▸ What needs to be done:
Write out each line exactly as given. Leave the pictures out of your copy.

▸ Data supplied:
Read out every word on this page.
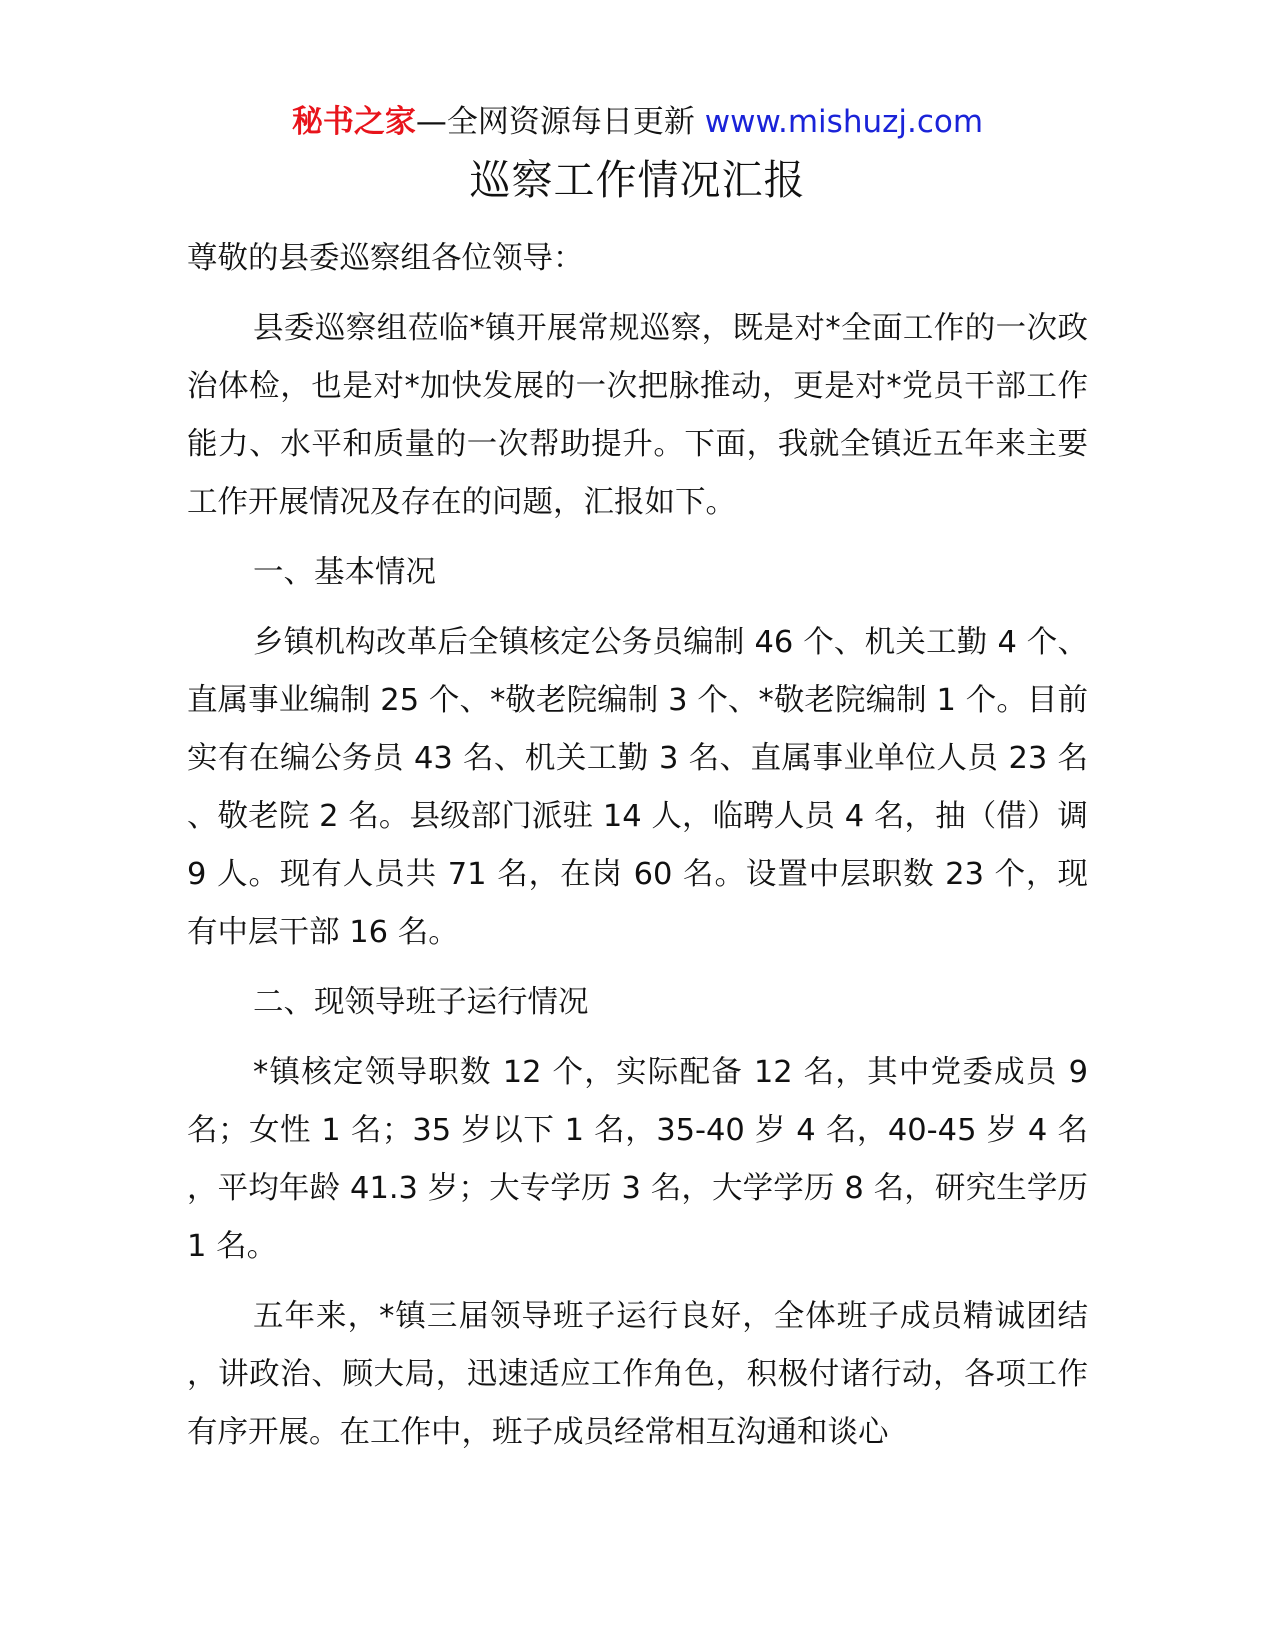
秘书之家—全网资源每日更新 www.mishuzj.com
巡察工作情况汇报

尊敬的县委巡察组各位领导：

县委巡察组莅临*镇开展常规巡察，既是对*全面工作的一次政治体检，也是对*加快发展的一次把脉推动，更是对*党员干部工作能力、水平和质量的一次帮助提升。下面，我就全镇近五年来主要工作开展情况及存在的问题，汇报如下。

一、基本情况

乡镇机构改革后全镇核定公务员编制 46 个、机关工勤 4 个、直属事业编制 25 个、*敬老院编制 3 个、*敬老院编制 1 个。目前实有在编公务员 43 名、机关工勤 3 名、直属事业单位人员 23 名、敬老院 2 名。县级部门派驻 14 人，临聘人员 4 名，抽（借）调 9 人。现有人员共 71 名，在岗 60 名。设置中层职数 23 个，现有中层干部 16 名。

二、现领导班子运行情况

*镇核定领导职数 12 个，实际配备 12 名，其中党委成员 9 名；女性 1 名；35 岁以下 1 名，35-40 岁 4 名，40-45 岁 4 名，平均年龄 41.3 岁；大专学历 3 名，大学学历 8 名，研究生学历 1 名。

五年来，*镇三届领导班子运行良好，全体班子成员精诚团结，讲政治、顾大局，迅速适应工作角色，积极付诸行动，各项工作有序开展。在工作中，班子成员经常相互沟通和谈心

▸ Full output:
Read out every word on this page.
秘书之家—全网资源每日更新 www.mishuzj.com
巡察工作情况汇报

尊敬的县委巡察组各位领导：

县委巡察组莅临*镇开展常规巡察，既是对*全面工作的一次政治体检，也是对*加快发展的一次把脉推动，更是对*党员干部工作能力、水平和质量的一次帮助提升。下面，我就全镇近五年来主要工作开展情况及存在的问题，汇报如下。

一、基本情况

乡镇机构改革后全镇核定公务员编制 46 个、机关工勤 4 个、直属事业编制 25 个、*敬老院编制 3 个、*敬老院编制 1 个。目前实有在编公务员 43 名、机关工勤 3 名、直属事业单位人员 23 名、敬老院 2 名。县级部门派驻 14 人，临聘人员 4 名，抽（借）调 9 人。现有人员共 71 名，在岗 60 名。设置中层职数 23 个，现有中层干部 16 名。

二、现领导班子运行情况

*镇核定领导职数 12 个，实际配备 12 名，其中党委成员 9 名；女性 1 名；35 岁以下 1 名，35-40 岁 4 名，40-45 岁 4 名，平均年龄 41.3 岁；大专学历 3 名，大学学历 8 名，研究生学历 1 名。

五年来，*镇三届领导班子运行良好，全体班子成员精诚团结，讲政治、顾大局，迅速适应工作角色，积极付诸行动，各项工作有序开展。在工作中，班子成员经常相互沟通和谈心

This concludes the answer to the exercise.